Provided information
"""

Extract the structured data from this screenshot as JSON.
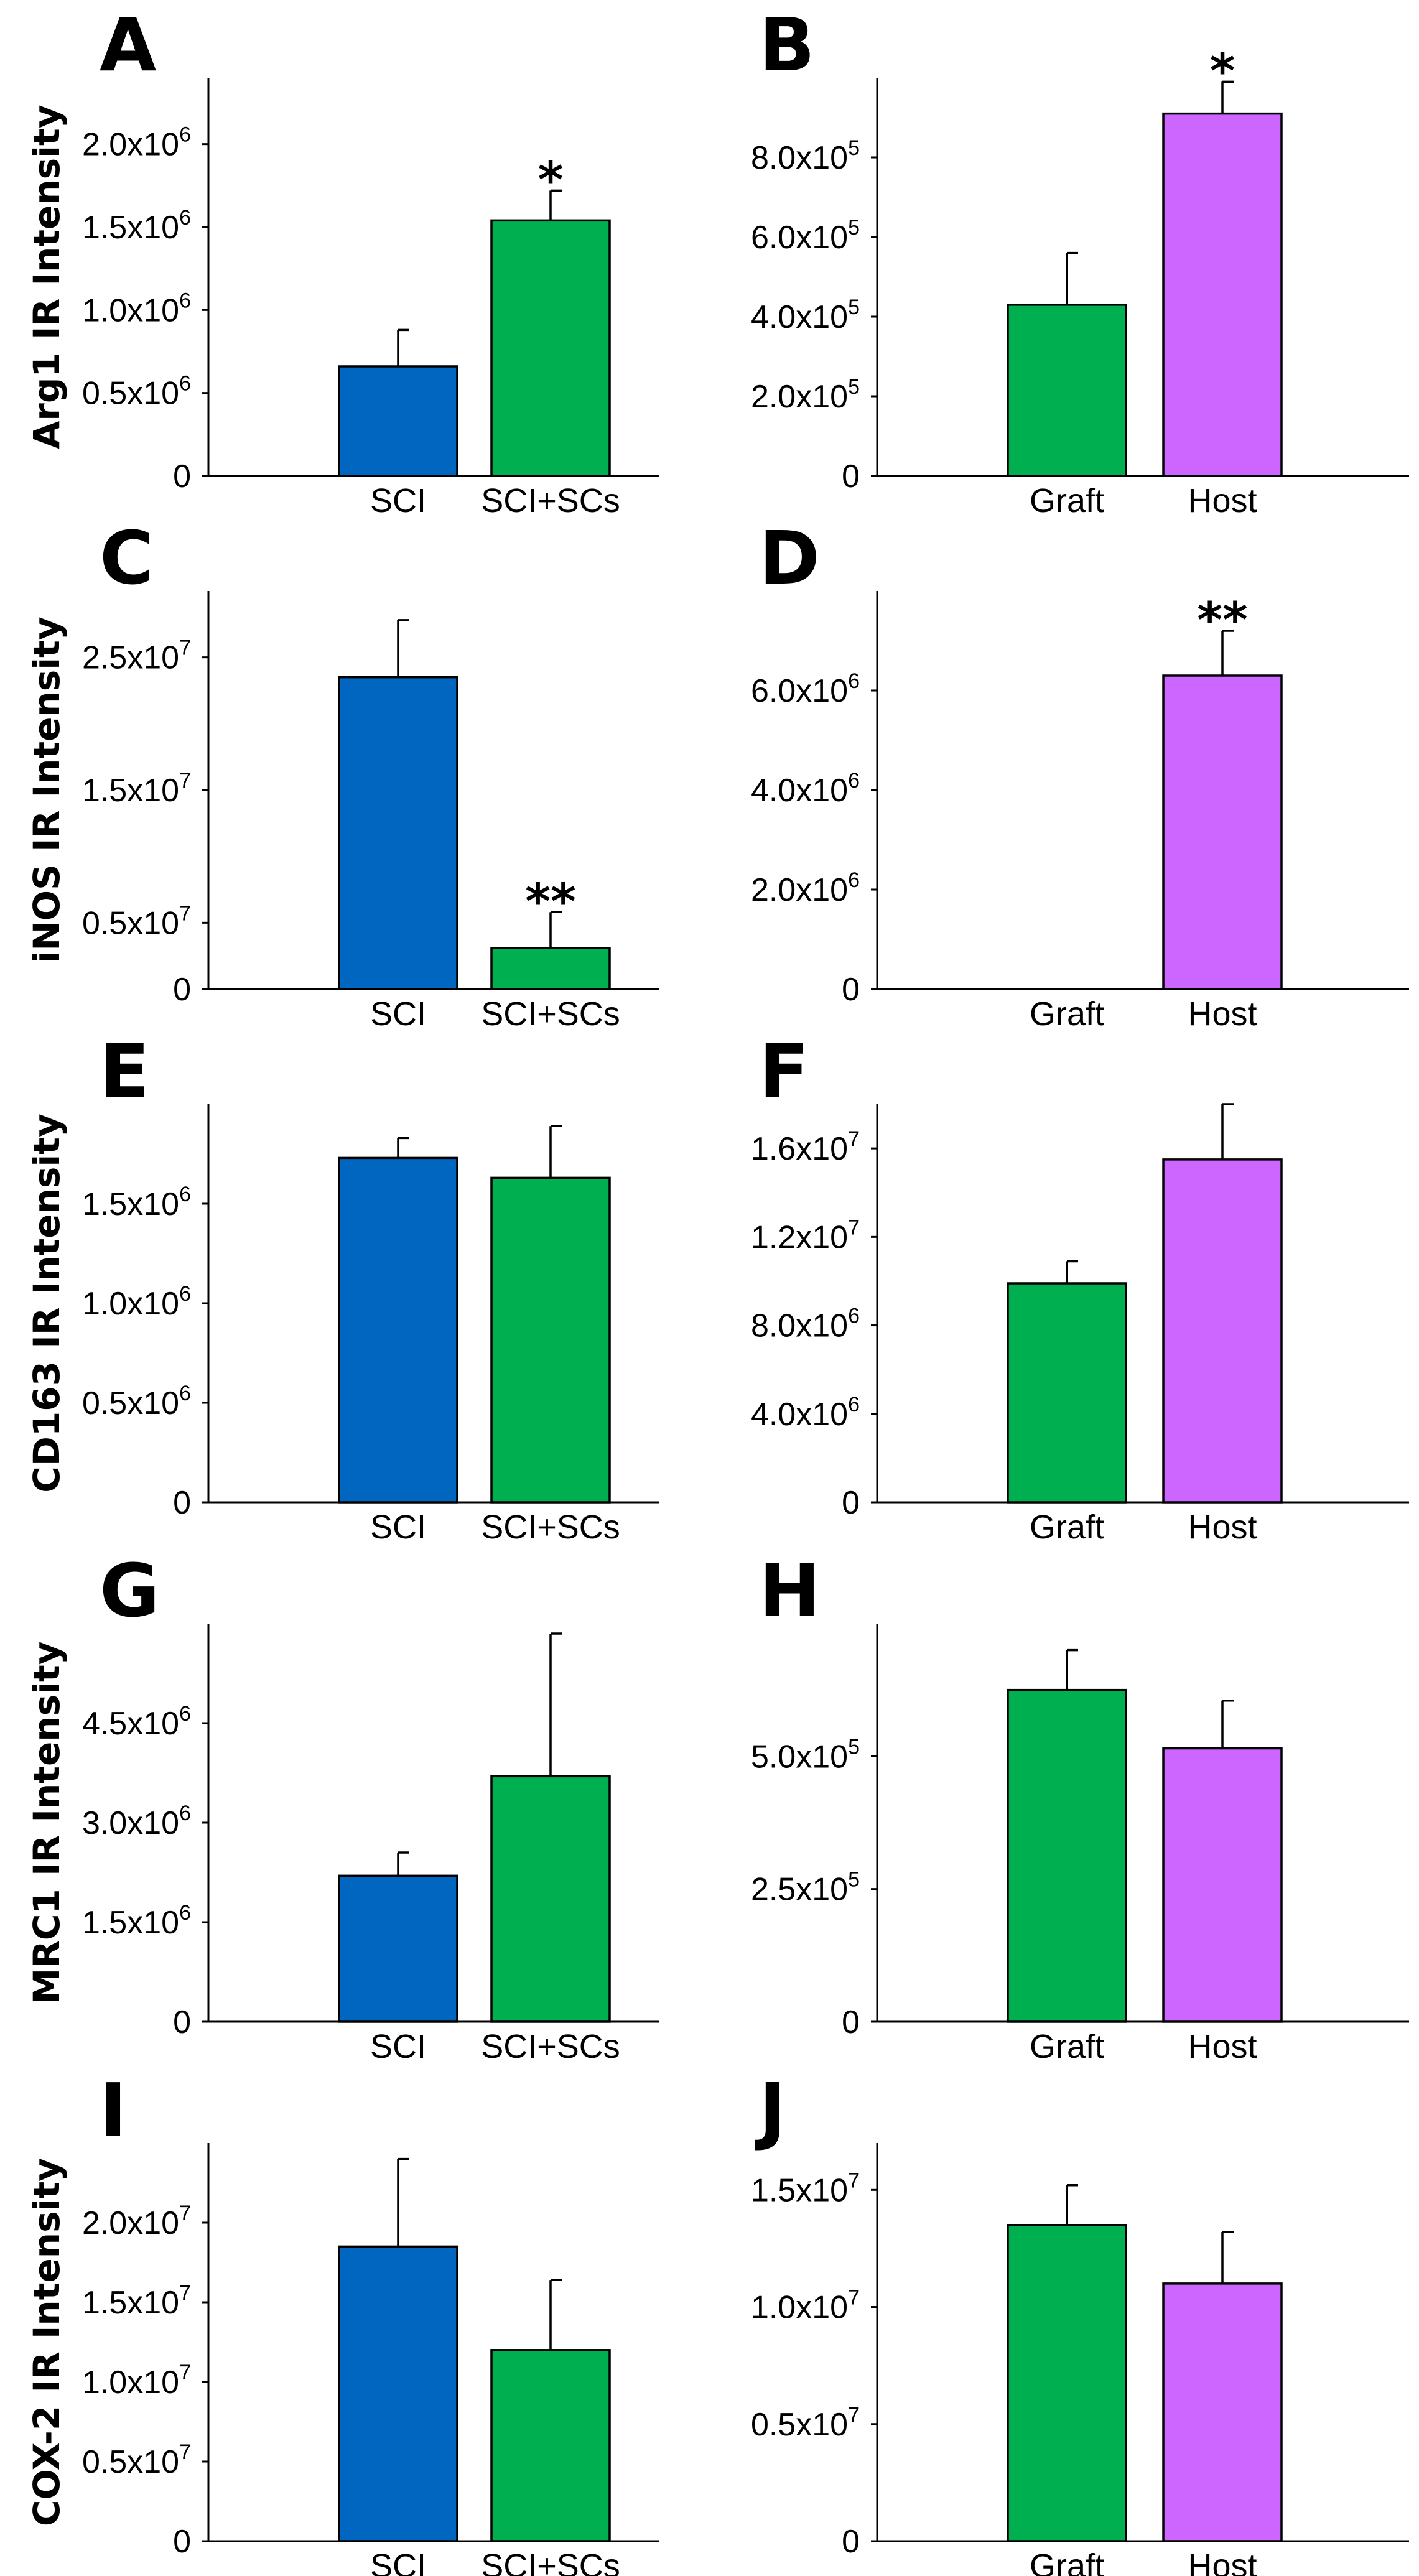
{
  "colors": {
    "SCI": "#0066c0",
    "SCI+SCs": "#00b050",
    "Graft": "#00b050",
    "Host": "#cc66ff"
  },
  "chart_data": [
    {
      "id": "A",
      "type": "bar",
      "letter": "A",
      "ylabel": "Arg1 IR Intensity",
      "categories": [
        "SCI",
        "SCI+SCs"
      ],
      "values": [
        660000,
        1540000
      ],
      "errors": [
        220000,
        180000
      ],
      "significance": [
        "",
        "*"
      ],
      "ylim": [
        0,
        2400000
      ],
      "yticks": [
        {
          "value": 0,
          "base": "0",
          "exp": ""
        },
        {
          "value": 500000,
          "base": "0.5x10",
          "exp": "6"
        },
        {
          "value": 1000000,
          "base": "1.0x10",
          "exp": "6"
        },
        {
          "value": 1500000,
          "base": "1.5x10",
          "exp": "6"
        },
        {
          "value": 2000000,
          "base": "2.0x10",
          "exp": "6"
        }
      ]
    },
    {
      "id": "B",
      "type": "bar",
      "letter": "B",
      "ylabel": "",
      "categories": [
        "Graft",
        "Host"
      ],
      "values": [
        430000,
        910000
      ],
      "errors": [
        130000,
        80000
      ],
      "significance": [
        "",
        "*"
      ],
      "ylim": [
        0,
        1000000
      ],
      "yticks": [
        {
          "value": 0,
          "base": "0",
          "exp": ""
        },
        {
          "value": 200000,
          "base": "2.0x10",
          "exp": "5"
        },
        {
          "value": 400000,
          "base": "4.0x10",
          "exp": "5"
        },
        {
          "value": 600000,
          "base": "6.0x10",
          "exp": "5"
        },
        {
          "value": 800000,
          "base": "8.0x10",
          "exp": "5"
        }
      ]
    },
    {
      "id": "C",
      "type": "bar",
      "letter": "C",
      "ylabel": "iNOS IR Intensity",
      "categories": [
        "SCI",
        "SCI+SCs"
      ],
      "values": [
        23500000,
        3100000
      ],
      "errors": [
        4300000,
        2700000
      ],
      "significance": [
        "",
        "**"
      ],
      "ylim": [
        0,
        30000000
      ],
      "yticks": [
        {
          "value": 0,
          "base": "0",
          "exp": ""
        },
        {
          "value": 5000000,
          "base": "0.5x10",
          "exp": "7"
        },
        {
          "value": 15000000,
          "base": "1.5x10",
          "exp": "7"
        },
        {
          "value": 25000000,
          "base": "2.5x10",
          "exp": "7"
        }
      ]
    },
    {
      "id": "D",
      "type": "bar",
      "letter": "D",
      "ylabel": "",
      "categories": [
        "Graft",
        "Host"
      ],
      "values": [
        0,
        6300000
      ],
      "errors": [
        0,
        900000
      ],
      "significance": [
        "",
        "**"
      ],
      "ylim": [
        0,
        8000000
      ],
      "yticks": [
        {
          "value": 0,
          "base": "0",
          "exp": ""
        },
        {
          "value": 2000000,
          "base": "2.0x10",
          "exp": "6"
        },
        {
          "value": 4000000,
          "base": "4.0x10",
          "exp": "6"
        },
        {
          "value": 6000000,
          "base": "6.0x10",
          "exp": "6"
        }
      ]
    },
    {
      "id": "E",
      "type": "bar",
      "letter": "E",
      "ylabel": "CD163 IR Intensity",
      "categories": [
        "SCI",
        "SCI+SCs"
      ],
      "values": [
        1730000,
        1630000
      ],
      "errors": [
        100000,
        260000
      ],
      "significance": [
        "",
        ""
      ],
      "ylim": [
        0,
        2000000
      ],
      "yticks": [
        {
          "value": 0,
          "base": "0",
          "exp": ""
        },
        {
          "value": 500000,
          "base": "0.5x10",
          "exp": "6"
        },
        {
          "value": 1000000,
          "base": "1.0x10",
          "exp": "6"
        },
        {
          "value": 1500000,
          "base": "1.5x10",
          "exp": "6"
        }
      ]
    },
    {
      "id": "F",
      "type": "bar",
      "letter": "F",
      "ylabel": "",
      "categories": [
        "Graft",
        "Host"
      ],
      "values": [
        9900000,
        15500000
      ],
      "errors": [
        1000000,
        2500000
      ],
      "significance": [
        "",
        ""
      ],
      "ylim": [
        0,
        18000000
      ],
      "yticks": [
        {
          "value": 0,
          "base": "0",
          "exp": ""
        },
        {
          "value": 4000000,
          "base": "4.0x10",
          "exp": "6"
        },
        {
          "value": 8000000,
          "base": "8.0x10",
          "exp": "6"
        },
        {
          "value": 12000000,
          "base": "1.2x10",
          "exp": "7"
        },
        {
          "value": 16000000,
          "base": "1.6x10",
          "exp": "7"
        }
      ]
    },
    {
      "id": "G",
      "type": "bar",
      "letter": "G",
      "ylabel": "MRC1 IR Intensity",
      "categories": [
        "SCI",
        "SCI+SCs"
      ],
      "values": [
        2200000,
        3700000
      ],
      "errors": [
        350000,
        2150000
      ],
      "significance": [
        "",
        ""
      ],
      "ylim": [
        0,
        6000000
      ],
      "yticks": [
        {
          "value": 0,
          "base": "0",
          "exp": ""
        },
        {
          "value": 1500000,
          "base": "1.5x10",
          "exp": "6"
        },
        {
          "value": 3000000,
          "base": "3.0x10",
          "exp": "6"
        },
        {
          "value": 4500000,
          "base": "4.5x10",
          "exp": "6"
        }
      ]
    },
    {
      "id": "H",
      "type": "bar",
      "letter": "H",
      "ylabel": "",
      "categories": [
        "Graft",
        "Host"
      ],
      "values": [
        625000,
        515000
      ],
      "errors": [
        75000,
        90000
      ],
      "significance": [
        "",
        ""
      ],
      "ylim": [
        0,
        750000
      ],
      "yticks": [
        {
          "value": 0,
          "base": "0",
          "exp": ""
        },
        {
          "value": 250000,
          "base": "2.5x10",
          "exp": "5"
        },
        {
          "value": 500000,
          "base": "5.0x10",
          "exp": "5"
        }
      ]
    },
    {
      "id": "I",
      "type": "bar",
      "letter": "I",
      "ylabel": "COX-2 IR Intensity",
      "categories": [
        "SCI",
        "SCI+SCs"
      ],
      "values": [
        18500000,
        12000000
      ],
      "errors": [
        5500000,
        4400000
      ],
      "significance": [
        "",
        ""
      ],
      "ylim": [
        0,
        25000000
      ],
      "yticks": [
        {
          "value": 0,
          "base": "0",
          "exp": ""
        },
        {
          "value": 5000000,
          "base": "0.5x10",
          "exp": "7"
        },
        {
          "value": 10000000,
          "base": "1.0x10",
          "exp": "7"
        },
        {
          "value": 15000000,
          "base": "1.5x10",
          "exp": "7"
        },
        {
          "value": 20000000,
          "base": "2.0x10",
          "exp": "7"
        }
      ]
    },
    {
      "id": "J",
      "type": "bar",
      "letter": "J",
      "ylabel": "",
      "categories": [
        "Graft",
        "Host"
      ],
      "values": [
        13500000,
        11000000
      ],
      "errors": [
        1700000,
        2200000
      ],
      "significance": [
        "",
        ""
      ],
      "ylim": [
        0,
        17000000
      ],
      "yticks": [
        {
          "value": 0,
          "base": "0",
          "exp": ""
        },
        {
          "value": 5000000,
          "base": "0.5x10",
          "exp": "7"
        },
        {
          "value": 10000000,
          "base": "1.0x10",
          "exp": "7"
        },
        {
          "value": 15000000,
          "base": "1.5x10",
          "exp": "7"
        }
      ]
    }
  ]
}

"""

Output the records above exactly; leave out the pictures.

Written reply
Extract the structured data from this screenshot as JSON.
{
  "colors": {
    "SCI": "#0066c0",
    "SCI+SCs": "#00b050",
    "Graft": "#00b050",
    "Host": "#cc66ff"
  },
  "chart_data": [
    {
      "id": "A",
      "type": "bar",
      "letter": "A",
      "ylabel": "Arg1 IR Intensity",
      "categories": [
        "SCI",
        "SCI+SCs"
      ],
      "values": [
        660000,
        1540000
      ],
      "errors": [
        220000,
        180000
      ],
      "significance": [
        "",
        "*"
      ],
      "ylim": [
        0,
        2400000
      ],
      "yticks": [
        {
          "value": 0,
          "base": "0",
          "exp": ""
        },
        {
          "value": 500000,
          "base": "0.5x10",
          "exp": "6"
        },
        {
          "value": 1000000,
          "base": "1.0x10",
          "exp": "6"
        },
        {
          "value": 1500000,
          "base": "1.5x10",
          "exp": "6"
        },
        {
          "value": 2000000,
          "base": "2.0x10",
          "exp": "6"
        }
      ]
    },
    {
      "id": "B",
      "type": "bar",
      "letter": "B",
      "ylabel": "",
      "categories": [
        "Graft",
        "Host"
      ],
      "values": [
        430000,
        910000
      ],
      "errors": [
        130000,
        80000
      ],
      "significance": [
        "",
        "*"
      ],
      "ylim": [
        0,
        1000000
      ],
      "yticks": [
        {
          "value": 0,
          "base": "0",
          "exp": ""
        },
        {
          "value": 200000,
          "base": "2.0x10",
          "exp": "5"
        },
        {
          "value": 400000,
          "base": "4.0x10",
          "exp": "5"
        },
        {
          "value": 600000,
          "base": "6.0x10",
          "exp": "5"
        },
        {
          "value": 800000,
          "base": "8.0x10",
          "exp": "5"
        }
      ]
    },
    {
      "id": "C",
      "type": "bar",
      "letter": "C",
      "ylabel": "iNOS IR Intensity",
      "categories": [
        "SCI",
        "SCI+SCs"
      ],
      "values": [
        23500000,
        3100000
      ],
      "errors": [
        4300000,
        2700000
      ],
      "significance": [
        "",
        "**"
      ],
      "ylim": [
        0,
        30000000
      ],
      "yticks": [
        {
          "value": 0,
          "base": "0",
          "exp": ""
        },
        {
          "value": 5000000,
          "base": "0.5x10",
          "exp": "7"
        },
        {
          "value": 15000000,
          "base": "1.5x10",
          "exp": "7"
        },
        {
          "value": 25000000,
          "base": "2.5x10",
          "exp": "7"
        }
      ]
    },
    {
      "id": "D",
      "type": "bar",
      "letter": "D",
      "ylabel": "",
      "categories": [
        "Graft",
        "Host"
      ],
      "values": [
        0,
        6300000
      ],
      "errors": [
        0,
        900000
      ],
      "significance": [
        "",
        "**"
      ],
      "ylim": [
        0,
        8000000
      ],
      "yticks": [
        {
          "value": 0,
          "base": "0",
          "exp": ""
        },
        {
          "value": 2000000,
          "base": "2.0x10",
          "exp": "6"
        },
        {
          "value": 4000000,
          "base": "4.0x10",
          "exp": "6"
        },
        {
          "value": 6000000,
          "base": "6.0x10",
          "exp": "6"
        }
      ]
    },
    {
      "id": "E",
      "type": "bar",
      "letter": "E",
      "ylabel": "CD163 IR Intensity",
      "categories": [
        "SCI",
        "SCI+SCs"
      ],
      "values": [
        1730000,
        1630000
      ],
      "errors": [
        100000,
        260000
      ],
      "significance": [
        "",
        ""
      ],
      "ylim": [
        0,
        2000000
      ],
      "yticks": [
        {
          "value": 0,
          "base": "0",
          "exp": ""
        },
        {
          "value": 500000,
          "base": "0.5x10",
          "exp": "6"
        },
        {
          "value": 1000000,
          "base": "1.0x10",
          "exp": "6"
        },
        {
          "value": 1500000,
          "base": "1.5x10",
          "exp": "6"
        }
      ]
    },
    {
      "id": "F",
      "type": "bar",
      "letter": "F",
      "ylabel": "",
      "categories": [
        "Graft",
        "Host"
      ],
      "values": [
        9900000,
        15500000
      ],
      "errors": [
        1000000,
        2500000
      ],
      "significance": [
        "",
        ""
      ],
      "ylim": [
        0,
        18000000
      ],
      "yticks": [
        {
          "value": 0,
          "base": "0",
          "exp": ""
        },
        {
          "value": 4000000,
          "base": "4.0x10",
          "exp": "6"
        },
        {
          "value": 8000000,
          "base": "8.0x10",
          "exp": "6"
        },
        {
          "value": 12000000,
          "base": "1.2x10",
          "exp": "7"
        },
        {
          "value": 16000000,
          "base": "1.6x10",
          "exp": "7"
        }
      ]
    },
    {
      "id": "G",
      "type": "bar",
      "letter": "G",
      "ylabel": "MRC1 IR Intensity",
      "categories": [
        "SCI",
        "SCI+SCs"
      ],
      "values": [
        2200000,
        3700000
      ],
      "errors": [
        350000,
        2150000
      ],
      "significance": [
        "",
        ""
      ],
      "ylim": [
        0,
        6000000
      ],
      "yticks": [
        {
          "value": 0,
          "base": "0",
          "exp": ""
        },
        {
          "value": 1500000,
          "base": "1.5x10",
          "exp": "6"
        },
        {
          "value": 3000000,
          "base": "3.0x10",
          "exp": "6"
        },
        {
          "value": 4500000,
          "base": "4.5x10",
          "exp": "6"
        }
      ]
    },
    {
      "id": "H",
      "type": "bar",
      "letter": "H",
      "ylabel": "",
      "categories": [
        "Graft",
        "Host"
      ],
      "values": [
        625000,
        515000
      ],
      "errors": [
        75000,
        90000
      ],
      "significance": [
        "",
        ""
      ],
      "ylim": [
        0,
        750000
      ],
      "yticks": [
        {
          "value": 0,
          "base": "0",
          "exp": ""
        },
        {
          "value": 250000,
          "base": "2.5x10",
          "exp": "5"
        },
        {
          "value": 500000,
          "base": "5.0x10",
          "exp": "5"
        }
      ]
    },
    {
      "id": "I",
      "type": "bar",
      "letter": "I",
      "ylabel": "COX-2 IR Intensity",
      "categories": [
        "SCI",
        "SCI+SCs"
      ],
      "values": [
        18500000,
        12000000
      ],
      "errors": [
        5500000,
        4400000
      ],
      "significance": [
        "",
        ""
      ],
      "ylim": [
        0,
        25000000
      ],
      "yticks": [
        {
          "value": 0,
          "base": "0",
          "exp": ""
        },
        {
          "value": 5000000,
          "base": "0.5x10",
          "exp": "7"
        },
        {
          "value": 10000000,
          "base": "1.0x10",
          "exp": "7"
        },
        {
          "value": 15000000,
          "base": "1.5x10",
          "exp": "7"
        },
        {
          "value": 20000000,
          "base": "2.0x10",
          "exp": "7"
        }
      ]
    },
    {
      "id": "J",
      "type": "bar",
      "letter": "J",
      "ylabel": "",
      "categories": [
        "Graft",
        "Host"
      ],
      "values": [
        13500000,
        11000000
      ],
      "errors": [
        1700000,
        2200000
      ],
      "significance": [
        "",
        ""
      ],
      "ylim": [
        0,
        17000000
      ],
      "yticks": [
        {
          "value": 0,
          "base": "0",
          "exp": ""
        },
        {
          "value": 5000000,
          "base": "0.5x10",
          "exp": "7"
        },
        {
          "value": 10000000,
          "base": "1.0x10",
          "exp": "7"
        },
        {
          "value": 15000000,
          "base": "1.5x10",
          "exp": "7"
        }
      ]
    }
  ]
}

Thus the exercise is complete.